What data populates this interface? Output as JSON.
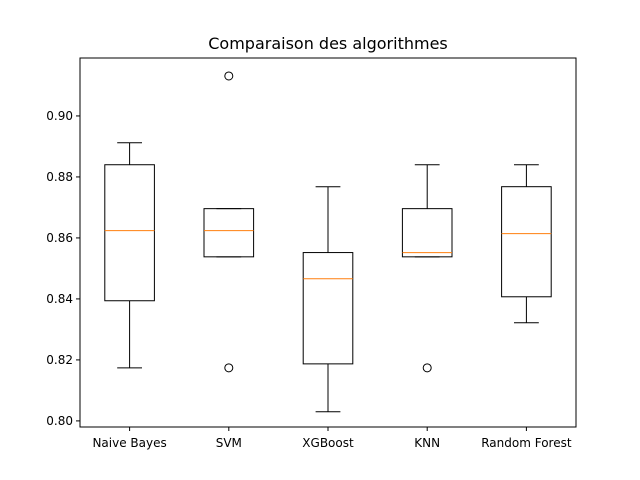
{
  "chart_data": {
    "type": "box",
    "title": "Comparaison des algorithmes",
    "xlabel": "",
    "ylabel": "",
    "ylim": [
      0.798,
      0.919
    ],
    "yticks": [
      0.8,
      0.82,
      0.84,
      0.86,
      0.88,
      0.9
    ],
    "ytick_labels": [
      "0.80",
      "0.82",
      "0.84",
      "0.86",
      "0.88",
      "0.90"
    ],
    "grid": false,
    "box_color": "#000000",
    "median_color": "#ff7f0e",
    "categories": [
      "Naive Bayes",
      "SVM",
      "XGBoost",
      "KNN",
      "Random Forest"
    ],
    "boxes": [
      {
        "name": "Naive Bayes",
        "whisker_low": 0.8174,
        "q1": 0.8394,
        "median": 0.8624,
        "q3": 0.884,
        "whisker_high": 0.8912,
        "outliers": []
      },
      {
        "name": "SVM",
        "whisker_low": 0.8538,
        "q1": 0.8538,
        "median": 0.8624,
        "q3": 0.8696,
        "whisker_high": 0.8696,
        "outliers": [
          0.9131,
          0.8174
        ]
      },
      {
        "name": "XGBoost",
        "whisker_low": 0.803,
        "q1": 0.8187,
        "median": 0.8466,
        "q3": 0.8552,
        "whisker_high": 0.8768,
        "outliers": []
      },
      {
        "name": "KNN",
        "whisker_low": 0.8538,
        "q1": 0.8538,
        "median": 0.8552,
        "q3": 0.8696,
        "whisker_high": 0.884,
        "outliers": [
          0.8174
        ]
      },
      {
        "name": "Random Forest",
        "whisker_low": 0.8322,
        "q1": 0.8407,
        "median": 0.8614,
        "q3": 0.8768,
        "whisker_high": 0.884,
        "outliers": []
      }
    ]
  }
}
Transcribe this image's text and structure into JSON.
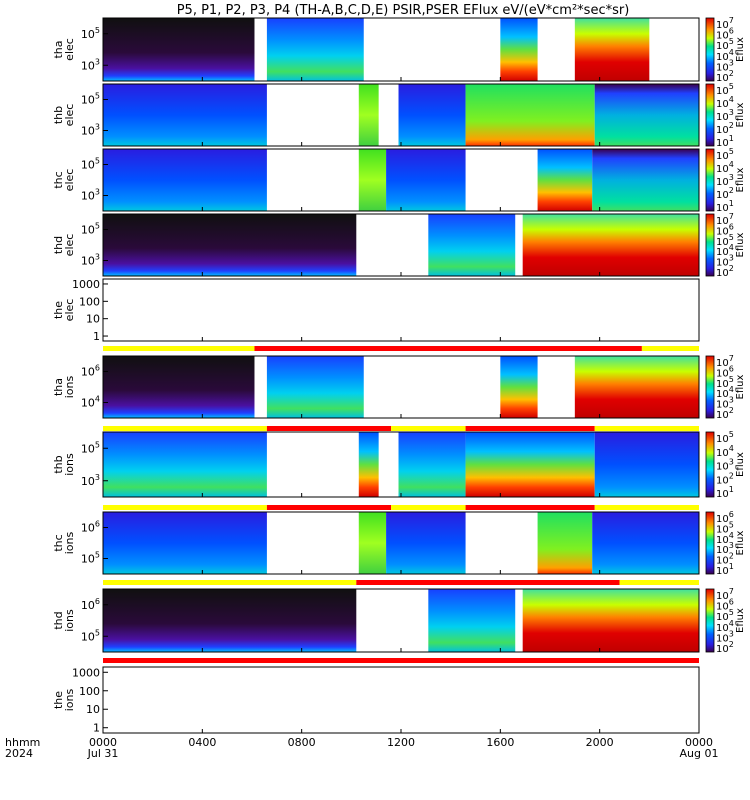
{
  "title": "P5, P1, P2, P3, P4 (TH-A,B,C,D,E) PSIR,PSER EFlux eV/(eV*cm²*sec*sr)",
  "x_axis": {
    "row1_label": "hhmm",
    "row2_label": "2024",
    "ticks": [
      {
        "hour": 0,
        "top": "0000",
        "bottom": "Jul 31"
      },
      {
        "hour": 4,
        "top": "0400",
        "bottom": ""
      },
      {
        "hour": 8,
        "top": "0800",
        "bottom": ""
      },
      {
        "hour": 12,
        "top": "1200",
        "bottom": ""
      },
      {
        "hour": 16,
        "top": "1600",
        "bottom": ""
      },
      {
        "hour": 20,
        "top": "2000",
        "bottom": ""
      },
      {
        "hour": 24,
        "top": "0000",
        "bottom": "Aug 01"
      }
    ]
  },
  "colors": {
    "mode_yellow": "#ffff00",
    "mode_red": "#ff0000",
    "no_data": "#ffffff",
    "colormap": [
      "#3a004d",
      "#5a00a6",
      "#2a1de0",
      "#0060ff",
      "#00b8ff",
      "#00f0f0",
      "#00e08a",
      "#40e020",
      "#c8ff00",
      "#ffd000",
      "#ff7a00",
      "#ff0000",
      "#c00000"
    ]
  },
  "chart_data": {
    "type": "heatmap",
    "x_unit": "hour of day",
    "x_range": [
      0,
      24
    ],
    "panels": [
      {
        "id": "tha-elec",
        "ylabel_1": "tha",
        "ylabel_2": "elec",
        "yticks": [
          {
            "label": "10",
            "exp": "5"
          },
          {
            "label": "10",
            "exp": "3"
          }
        ],
        "colorbar": {
          "label": "Eflux",
          "ticks": [
            {
              "label": "10",
              "exp": "7"
            },
            {
              "label": "10",
              "exp": "6"
            },
            {
              "label": "10",
              "exp": "5"
            },
            {
              "label": "10",
              "exp": "4"
            },
            {
              "label": "10",
              "exp": "3"
            },
            {
              "label": "10",
              "exp": "2"
            }
          ]
        },
        "segments": [
          {
            "start": 0.0,
            "end": 6.1,
            "pattern": "dark"
          },
          {
            "start": 6.6,
            "end": 10.5,
            "pattern": "cyan_green"
          },
          {
            "start": 16.0,
            "end": 17.5,
            "pattern": "warm_bottom"
          },
          {
            "start": 19.0,
            "end": 22.0,
            "pattern": "hot_wave"
          }
        ]
      },
      {
        "id": "thb-elec",
        "ylabel_1": "thb",
        "ylabel_2": "elec",
        "yticks": [
          {
            "label": "10",
            "exp": "5"
          },
          {
            "label": "10",
            "exp": "3"
          }
        ],
        "colorbar": {
          "label": "Eflux",
          "ticks": [
            {
              "label": "10",
              "exp": "5"
            },
            {
              "label": "10",
              "exp": "4"
            },
            {
              "label": "10",
              "exp": "3"
            },
            {
              "label": "10",
              "exp": "2"
            },
            {
              "label": "10",
              "exp": "1"
            }
          ]
        },
        "segments": [
          {
            "start": 0.0,
            "end": 6.6,
            "pattern": "blue"
          },
          {
            "start": 10.3,
            "end": 11.1,
            "pattern": "green_strip"
          },
          {
            "start": 11.9,
            "end": 14.6,
            "pattern": "blue"
          },
          {
            "start": 14.6,
            "end": 19.8,
            "pattern": "green"
          },
          {
            "start": 19.8,
            "end": 24.0,
            "pattern": "teal"
          }
        ]
      },
      {
        "id": "thc-elec",
        "ylabel_1": "thc",
        "ylabel_2": "elec",
        "yticks": [
          {
            "label": "10",
            "exp": "5"
          },
          {
            "label": "10",
            "exp": "3"
          }
        ],
        "colorbar": {
          "label": "Eflux",
          "ticks": [
            {
              "label": "10",
              "exp": "5"
            },
            {
              "label": "10",
              "exp": "4"
            },
            {
              "label": "10",
              "exp": "3"
            },
            {
              "label": "10",
              "exp": "2"
            },
            {
              "label": "10",
              "exp": "1"
            }
          ]
        },
        "segments": [
          {
            "start": 0.0,
            "end": 6.6,
            "pattern": "blue"
          },
          {
            "start": 10.3,
            "end": 11.4,
            "pattern": "green_strip"
          },
          {
            "start": 11.4,
            "end": 14.6,
            "pattern": "blue"
          },
          {
            "start": 17.5,
            "end": 19.7,
            "pattern": "warm_bottom"
          },
          {
            "start": 19.7,
            "end": 24.0,
            "pattern": "teal"
          }
        ]
      },
      {
        "id": "thd-elec",
        "ylabel_1": "thd",
        "ylabel_2": "elec",
        "yticks": [
          {
            "label": "10",
            "exp": "5"
          },
          {
            "label": "10",
            "exp": "3"
          }
        ],
        "colorbar": {
          "label": "Eflux",
          "ticks": [
            {
              "label": "10",
              "exp": "7"
            },
            {
              "label": "10",
              "exp": "6"
            },
            {
              "label": "10",
              "exp": "5"
            },
            {
              "label": "10",
              "exp": "4"
            },
            {
              "label": "10",
              "exp": "3"
            },
            {
              "label": "10",
              "exp": "2"
            }
          ]
        },
        "segments": [
          {
            "start": 0.0,
            "end": 10.2,
            "pattern": "dark"
          },
          {
            "start": 13.1,
            "end": 16.6,
            "pattern": "cyan_green"
          },
          {
            "start": 16.9,
            "end": 24.0,
            "pattern": "hot_wave"
          }
        ]
      },
      {
        "id": "the-elec",
        "ylabel_1": "the",
        "ylabel_2": "elec",
        "line_plot": true,
        "yticks": [
          {
            "label": "1000",
            "exp": ""
          },
          {
            "label": "100",
            "exp": ""
          },
          {
            "label": "10",
            "exp": ""
          },
          {
            "label": "1",
            "exp": ""
          }
        ],
        "segments": []
      },
      {
        "id": "tha-ions",
        "ylabel_1": "tha",
        "ylabel_2": "ions",
        "yticks": [
          {
            "label": "10",
            "exp": "6"
          },
          {
            "label": "10",
            "exp": "4"
          }
        ],
        "colorbar": {
          "label": "Eflux",
          "ticks": [
            {
              "label": "10",
              "exp": "7"
            },
            {
              "label": "10",
              "exp": "6"
            },
            {
              "label": "10",
              "exp": "5"
            },
            {
              "label": "10",
              "exp": "4"
            },
            {
              "label": "10",
              "exp": "3"
            },
            {
              "label": "10",
              "exp": "2"
            }
          ]
        },
        "segments": [
          {
            "start": 0.0,
            "end": 6.1,
            "pattern": "dark"
          },
          {
            "start": 6.6,
            "end": 10.5,
            "pattern": "cyan_green"
          },
          {
            "start": 16.0,
            "end": 17.5,
            "pattern": "warm_bottom"
          },
          {
            "start": 19.0,
            "end": 24.0,
            "pattern": "hot_wave"
          }
        ]
      },
      {
        "id": "thb-ions",
        "ylabel_1": "thb",
        "ylabel_2": "ions",
        "yticks": [
          {
            "label": "10",
            "exp": "5"
          },
          {
            "label": "10",
            "exp": "3"
          }
        ],
        "colorbar": {
          "label": "Eflux",
          "ticks": [
            {
              "label": "10",
              "exp": "5"
            },
            {
              "label": "10",
              "exp": "4"
            },
            {
              "label": "10",
              "exp": "3"
            },
            {
              "label": "10",
              "exp": "2"
            },
            {
              "label": "10",
              "exp": "1"
            }
          ]
        },
        "segments": [
          {
            "start": 0.0,
            "end": 6.6,
            "pattern": "cyan_green"
          },
          {
            "start": 10.3,
            "end": 11.1,
            "pattern": "warm_bottom"
          },
          {
            "start": 11.9,
            "end": 14.6,
            "pattern": "cyan_green"
          },
          {
            "start": 14.6,
            "end": 19.8,
            "pattern": "warm_bottom"
          },
          {
            "start": 19.8,
            "end": 24.0,
            "pattern": "blue"
          }
        ]
      },
      {
        "id": "thc-ions",
        "ylabel_1": "thc",
        "ylabel_2": "ions",
        "yticks": [
          {
            "label": "10",
            "exp": "6"
          },
          {
            "label": "10",
            "exp": "5"
          }
        ],
        "colorbar": {
          "label": "Eflux",
          "ticks": [
            {
              "label": "10",
              "exp": "6"
            },
            {
              "label": "10",
              "exp": "5"
            },
            {
              "label": "10",
              "exp": "4"
            },
            {
              "label": "10",
              "exp": "3"
            },
            {
              "label": "10",
              "exp": "2"
            },
            {
              "label": "10",
              "exp": "1"
            }
          ]
        },
        "segments": [
          {
            "start": 0.0,
            "end": 6.6,
            "pattern": "blue"
          },
          {
            "start": 10.3,
            "end": 11.4,
            "pattern": "green_strip"
          },
          {
            "start": 11.4,
            "end": 14.6,
            "pattern": "blue"
          },
          {
            "start": 17.5,
            "end": 19.7,
            "pattern": "green"
          },
          {
            "start": 19.7,
            "end": 24.0,
            "pattern": "blue"
          }
        ]
      },
      {
        "id": "thd-ions",
        "ylabel_1": "thd",
        "ylabel_2": "ions",
        "yticks": [
          {
            "label": "10",
            "exp": "6"
          },
          {
            "label": "10",
            "exp": "5"
          }
        ],
        "colorbar": {
          "label": "Eflux",
          "ticks": [
            {
              "label": "10",
              "exp": "7"
            },
            {
              "label": "10",
              "exp": "6"
            },
            {
              "label": "10",
              "exp": "5"
            },
            {
              "label": "10",
              "exp": "4"
            },
            {
              "label": "10",
              "exp": "3"
            },
            {
              "label": "10",
              "exp": "2"
            }
          ]
        },
        "segments": [
          {
            "start": 0.0,
            "end": 10.2,
            "pattern": "dark"
          },
          {
            "start": 13.1,
            "end": 16.6,
            "pattern": "cyan_green"
          },
          {
            "start": 16.9,
            "end": 24.0,
            "pattern": "hot_wave"
          }
        ]
      },
      {
        "id": "the-ions",
        "ylabel_1": "the",
        "ylabel_2": "ions",
        "line_plot": true,
        "yticks": [
          {
            "label": "1000",
            "exp": ""
          },
          {
            "label": "100",
            "exp": ""
          },
          {
            "label": "10",
            "exp": ""
          },
          {
            "label": "1",
            "exp": ""
          }
        ],
        "segments": []
      }
    ],
    "mode_bars": [
      {
        "id": "mode-bar-1",
        "segments": [
          {
            "start": 0,
            "end": 6.1,
            "mode": "yellow"
          },
          {
            "start": 6.1,
            "end": 21.7,
            "mode": "red"
          },
          {
            "start": 21.7,
            "end": 24,
            "mode": "yellow"
          }
        ]
      },
      {
        "id": "mode-bar-2",
        "segments": [
          {
            "start": 0,
            "end": 6.6,
            "mode": "yellow"
          },
          {
            "start": 6.6,
            "end": 11.6,
            "mode": "red"
          },
          {
            "start": 11.6,
            "end": 14.6,
            "mode": "yellow"
          },
          {
            "start": 14.6,
            "end": 19.8,
            "mode": "red"
          },
          {
            "start": 19.8,
            "end": 24,
            "mode": "yellow"
          }
        ]
      },
      {
        "id": "mode-bar-3",
        "segments": [
          {
            "start": 0,
            "end": 6.6,
            "mode": "yellow"
          },
          {
            "start": 6.6,
            "end": 11.6,
            "mode": "red"
          },
          {
            "start": 11.6,
            "end": 14.6,
            "mode": "yellow"
          },
          {
            "start": 14.6,
            "end": 19.8,
            "mode": "red"
          },
          {
            "start": 19.8,
            "end": 24,
            "mode": "yellow"
          }
        ]
      },
      {
        "id": "mode-bar-4",
        "segments": [
          {
            "start": 0,
            "end": 10.2,
            "mode": "yellow"
          },
          {
            "start": 10.2,
            "end": 20.8,
            "mode": "red"
          },
          {
            "start": 20.8,
            "end": 24,
            "mode": "yellow"
          }
        ]
      },
      {
        "id": "mode-bar-5",
        "segments": [
          {
            "start": 0,
            "end": 24,
            "mode": "red"
          }
        ]
      }
    ]
  }
}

GIVEN REQUEST:
Using the records above, copy every line that has the word "title" in it.

EXERCISE ANSWER:
    "title": "Comparaison des algorithmes",
  "title": "P5, P1, P2, P3, P4 (TH-A,B,C,D,E) PSIR,PSER EFlux eV/(eV*cm²*sec*sr)",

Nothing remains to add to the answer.